Instruction:
Drop every picture, then transcribe the remaining data exactly.

Input for this task start

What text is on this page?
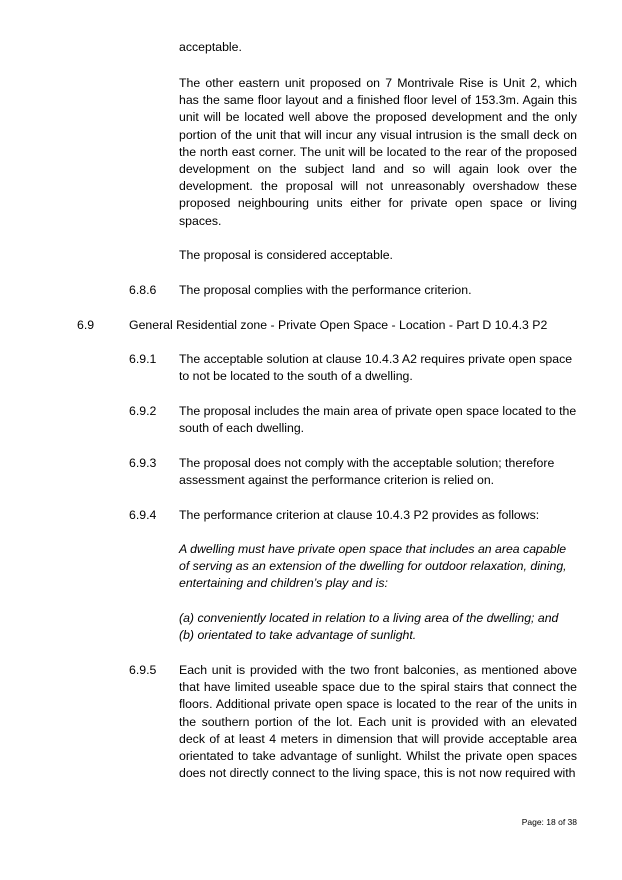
acceptable.

The other eastern unit proposed on 7 Montrivale Rise is Unit 2, which has the same floor layout and a finished floor level of 153.3m. Again this unit will be located well above the proposed development and the only portion of the unit that will incur any visual intrusion is the small deck on the north east corner. The unit will be located to the rear of the proposed development on the subject land and so will again look over the development. the proposal will not unreasonably overshadow these proposed neighbouring units either for private open space or living spaces.

The proposal is considered acceptable.

6.8.6 The proposal complies with the performance criterion.

6.9	General Residential zone - Private Open Space - Location - Part D 10.4.3 P2

6.9.1 The acceptable solution at clause 10.4.3 A2 requires private open space to not be located to the south of a dwelling.

6.9.2 The proposal includes the main area of private open space located to the south of each dwelling.

6.9.3 The proposal does not comply with the acceptable solution; therefore assessment against the performance criterion is relied on.

6.9.4 The performance criterion at clause 10.4.3 P2 provides as follows:

A dwelling must have private open space that includes an area capable of serving as an extension of the dwelling for outdoor relaxation, dining, entertaining and children’s play and is:

(a) conveniently located in relation to a living area of the dwelling; and

(b) orientated to take advantage of sunlight.

6.9.5 Each unit is provided with the two front balconies, as mentioned above that have limited useable space due to the spiral stairs that connect the floors. Additional private open space is located to the rear of the units in the southern portion of the lot. Each unit is provided with an elevated deck of at least 4 meters in dimension that will provide acceptable area orientated to take advantage of sunlight. Whilst the private open spaces does not directly connect to the living space, this is not now required with

Page: 18 of 38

Input for this task end

Task output:
What text is on this page?
acceptable.

The other eastern unit proposed on 7 Montrivale Rise is Unit 2, which has the same floor layout and a finished floor level of 153.3m. Again this unit will be located well above the proposed development and the only portion of the unit that will incur any visual intrusion is the small deck on the north east corner. The unit will be located to the rear of the proposed development on the subject land and so will again look over the development. the proposal will not unreasonably overshadow these proposed neighbouring units either for private open space or living spaces.

The proposal is considered acceptable.

6.8.6 The proposal complies with the performance criterion.

6.9	General Residential zone - Private Open Space - Location - Part D 10.4.3 P2

6.9.1 The acceptable solution at clause 10.4.3 A2 requires private open space to not be located to the south of a dwelling.

6.9.2 The proposal includes the main area of private open space located to the south of each dwelling.

6.9.3 The proposal does not comply with the acceptable solution; therefore assessment against the performance criterion is relied on.

6.9.4 The performance criterion at clause 10.4.3 P2 provides as follows:

A dwelling must have private open space that includes an area capable of serving as an extension of the dwelling for outdoor relaxation, dining, entertaining and children’s play and is:

(a) conveniently located in relation to a living area of the dwelling; and

(b) orientated to take advantage of sunlight.

6.9.5 Each unit is provided with the two front balconies, as mentioned above that have limited useable space due to the spiral stairs that connect the floors. Additional private open space is located to the rear of the units in the southern portion of the lot. Each unit is provided with an elevated deck of at least 4 meters in dimension that will provide acceptable area orientated to take advantage of sunlight. Whilst the private open spaces does not directly connect to the living space, this is not now required with

Page: 18 of 38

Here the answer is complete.